— start —

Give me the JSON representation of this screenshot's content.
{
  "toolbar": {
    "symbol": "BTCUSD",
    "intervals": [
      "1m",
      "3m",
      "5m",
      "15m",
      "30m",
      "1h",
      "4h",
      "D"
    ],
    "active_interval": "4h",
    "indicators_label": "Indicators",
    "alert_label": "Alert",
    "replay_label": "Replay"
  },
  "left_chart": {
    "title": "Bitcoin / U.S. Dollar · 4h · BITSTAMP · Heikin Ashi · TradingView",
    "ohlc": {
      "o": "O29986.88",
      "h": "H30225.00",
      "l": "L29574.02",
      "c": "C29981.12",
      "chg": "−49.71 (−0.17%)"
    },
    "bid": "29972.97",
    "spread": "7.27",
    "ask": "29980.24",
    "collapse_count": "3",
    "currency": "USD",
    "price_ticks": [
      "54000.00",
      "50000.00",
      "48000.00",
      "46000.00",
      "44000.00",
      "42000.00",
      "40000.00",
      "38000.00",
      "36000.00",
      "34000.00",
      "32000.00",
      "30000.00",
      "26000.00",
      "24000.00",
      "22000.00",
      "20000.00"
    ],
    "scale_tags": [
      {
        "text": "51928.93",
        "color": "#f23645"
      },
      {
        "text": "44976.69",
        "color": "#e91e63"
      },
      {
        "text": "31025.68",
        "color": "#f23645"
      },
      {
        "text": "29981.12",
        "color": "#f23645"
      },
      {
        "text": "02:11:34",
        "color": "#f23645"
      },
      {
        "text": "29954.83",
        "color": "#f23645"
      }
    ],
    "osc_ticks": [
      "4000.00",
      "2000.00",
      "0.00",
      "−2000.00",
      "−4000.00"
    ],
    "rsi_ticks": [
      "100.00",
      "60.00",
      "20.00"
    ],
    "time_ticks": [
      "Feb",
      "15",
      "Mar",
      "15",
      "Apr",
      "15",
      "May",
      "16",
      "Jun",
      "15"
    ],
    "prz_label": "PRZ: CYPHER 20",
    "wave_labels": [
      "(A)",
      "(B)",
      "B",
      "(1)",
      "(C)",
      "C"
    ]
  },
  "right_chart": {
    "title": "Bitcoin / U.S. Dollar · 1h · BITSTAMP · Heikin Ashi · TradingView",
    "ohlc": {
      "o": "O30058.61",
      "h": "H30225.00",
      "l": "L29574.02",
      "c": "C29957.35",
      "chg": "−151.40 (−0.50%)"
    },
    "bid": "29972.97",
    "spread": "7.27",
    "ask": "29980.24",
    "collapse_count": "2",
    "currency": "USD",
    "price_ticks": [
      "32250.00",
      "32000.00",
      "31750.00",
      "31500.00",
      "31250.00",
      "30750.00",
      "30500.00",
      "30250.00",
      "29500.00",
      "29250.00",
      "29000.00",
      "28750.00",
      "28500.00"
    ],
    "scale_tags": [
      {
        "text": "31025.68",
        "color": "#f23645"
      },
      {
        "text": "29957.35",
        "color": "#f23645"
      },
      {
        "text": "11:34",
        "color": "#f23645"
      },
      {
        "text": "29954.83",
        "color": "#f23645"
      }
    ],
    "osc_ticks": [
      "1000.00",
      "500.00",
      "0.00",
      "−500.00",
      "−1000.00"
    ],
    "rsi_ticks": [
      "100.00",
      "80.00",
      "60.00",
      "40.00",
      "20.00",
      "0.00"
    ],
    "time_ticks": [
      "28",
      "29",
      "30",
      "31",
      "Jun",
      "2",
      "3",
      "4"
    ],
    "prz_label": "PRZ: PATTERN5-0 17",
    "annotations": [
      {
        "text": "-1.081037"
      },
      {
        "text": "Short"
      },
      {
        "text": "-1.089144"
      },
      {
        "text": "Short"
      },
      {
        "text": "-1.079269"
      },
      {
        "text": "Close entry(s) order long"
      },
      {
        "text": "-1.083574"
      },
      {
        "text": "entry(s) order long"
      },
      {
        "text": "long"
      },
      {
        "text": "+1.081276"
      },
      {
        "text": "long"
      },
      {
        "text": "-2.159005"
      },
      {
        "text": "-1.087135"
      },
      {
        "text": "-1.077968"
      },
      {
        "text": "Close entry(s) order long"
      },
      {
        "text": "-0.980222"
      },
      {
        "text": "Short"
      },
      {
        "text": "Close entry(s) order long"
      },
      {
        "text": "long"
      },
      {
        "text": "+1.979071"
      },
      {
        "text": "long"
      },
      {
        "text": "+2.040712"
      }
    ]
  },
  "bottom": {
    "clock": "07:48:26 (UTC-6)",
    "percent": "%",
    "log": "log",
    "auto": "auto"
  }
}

— end —

Above are some records. Print them all exactly.

Give me the JSON representation of this screenshot's content.
{
  "toolbar": {
    "symbol": "BTCUSD",
    "intervals": [
      "1m",
      "3m",
      "5m",
      "15m",
      "30m",
      "1h",
      "4h",
      "D"
    ],
    "active_interval": "4h",
    "indicators_label": "Indicators",
    "alert_label": "Alert",
    "replay_label": "Replay"
  },
  "left_chart": {
    "title": "Bitcoin / U.S. Dollar · 4h · BITSTAMP · Heikin Ashi · TradingView",
    "ohlc": {
      "o": "O29986.88",
      "h": "H30225.00",
      "l": "L29574.02",
      "c": "C29981.12",
      "chg": "−49.71 (−0.17%)"
    },
    "bid": "29972.97",
    "spread": "7.27",
    "ask": "29980.24",
    "collapse_count": "3",
    "currency": "USD",
    "price_ticks": [
      "54000.00",
      "50000.00",
      "48000.00",
      "46000.00",
      "44000.00",
      "42000.00",
      "40000.00",
      "38000.00",
      "36000.00",
      "34000.00",
      "32000.00",
      "30000.00",
      "26000.00",
      "24000.00",
      "22000.00",
      "20000.00"
    ],
    "scale_tags": [
      {
        "text": "51928.93",
        "color": "#f23645"
      },
      {
        "text": "44976.69",
        "color": "#e91e63"
      },
      {
        "text": "31025.68",
        "color": "#f23645"
      },
      {
        "text": "29981.12",
        "color": "#f23645"
      },
      {
        "text": "02:11:34",
        "color": "#f23645"
      },
      {
        "text": "29954.83",
        "color": "#f23645"
      }
    ],
    "osc_ticks": [
      "4000.00",
      "2000.00",
      "0.00",
      "−2000.00",
      "−4000.00"
    ],
    "rsi_ticks": [
      "100.00",
      "60.00",
      "20.00"
    ],
    "time_ticks": [
      "Feb",
      "15",
      "Mar",
      "15",
      "Apr",
      "15",
      "May",
      "16",
      "Jun",
      "15"
    ],
    "prz_label": "PRZ: CYPHER 20",
    "wave_labels": [
      "(A)",
      "(B)",
      "B",
      "(1)",
      "(C)",
      "C"
    ]
  },
  "right_chart": {
    "title": "Bitcoin / U.S. Dollar · 1h · BITSTAMP · Heikin Ashi · TradingView",
    "ohlc": {
      "o": "O30058.61",
      "h": "H30225.00",
      "l": "L29574.02",
      "c": "C29957.35",
      "chg": "−151.40 (−0.50%)"
    },
    "bid": "29972.97",
    "spread": "7.27",
    "ask": "29980.24",
    "collapse_count": "2",
    "currency": "USD",
    "price_ticks": [
      "32250.00",
      "32000.00",
      "31750.00",
      "31500.00",
      "31250.00",
      "30750.00",
      "30500.00",
      "30250.00",
      "29500.00",
      "29250.00",
      "29000.00",
      "28750.00",
      "28500.00"
    ],
    "scale_tags": [
      {
        "text": "31025.68",
        "color": "#f23645"
      },
      {
        "text": "29957.35",
        "color": "#f23645"
      },
      {
        "text": "11:34",
        "color": "#f23645"
      },
      {
        "text": "29954.83",
        "color": "#f23645"
      }
    ],
    "osc_ticks": [
      "1000.00",
      "500.00",
      "0.00",
      "−500.00",
      "−1000.00"
    ],
    "rsi_ticks": [
      "100.00",
      "80.00",
      "60.00",
      "40.00",
      "20.00",
      "0.00"
    ],
    "time_ticks": [
      "28",
      "29",
      "30",
      "31",
      "Jun",
      "2",
      "3",
      "4"
    ],
    "prz_label": "PRZ: PATTERN5-0 17",
    "annotations": [
      {
        "text": "-1.081037"
      },
      {
        "text": "Short"
      },
      {
        "text": "-1.089144"
      },
      {
        "text": "Short"
      },
      {
        "text": "-1.079269"
      },
      {
        "text": "Close entry(s) order long"
      },
      {
        "text": "-1.083574"
      },
      {
        "text": "entry(s) order long"
      },
      {
        "text": "long"
      },
      {
        "text": "+1.081276"
      },
      {
        "text": "long"
      },
      {
        "text": "-2.159005"
      },
      {
        "text": "-1.087135"
      },
      {
        "text": "-1.077968"
      },
      {
        "text": "Close entry(s) order long"
      },
      {
        "text": "-0.980222"
      },
      {
        "text": "Short"
      },
      {
        "text": "Close entry(s) order long"
      },
      {
        "text": "long"
      },
      {
        "text": "+1.979071"
      },
      {
        "text": "long"
      },
      {
        "text": "+2.040712"
      }
    ]
  },
  "bottom": {
    "clock": "07:48:26 (UTC-6)",
    "percent": "%",
    "log": "log",
    "auto": "auto"
  }
}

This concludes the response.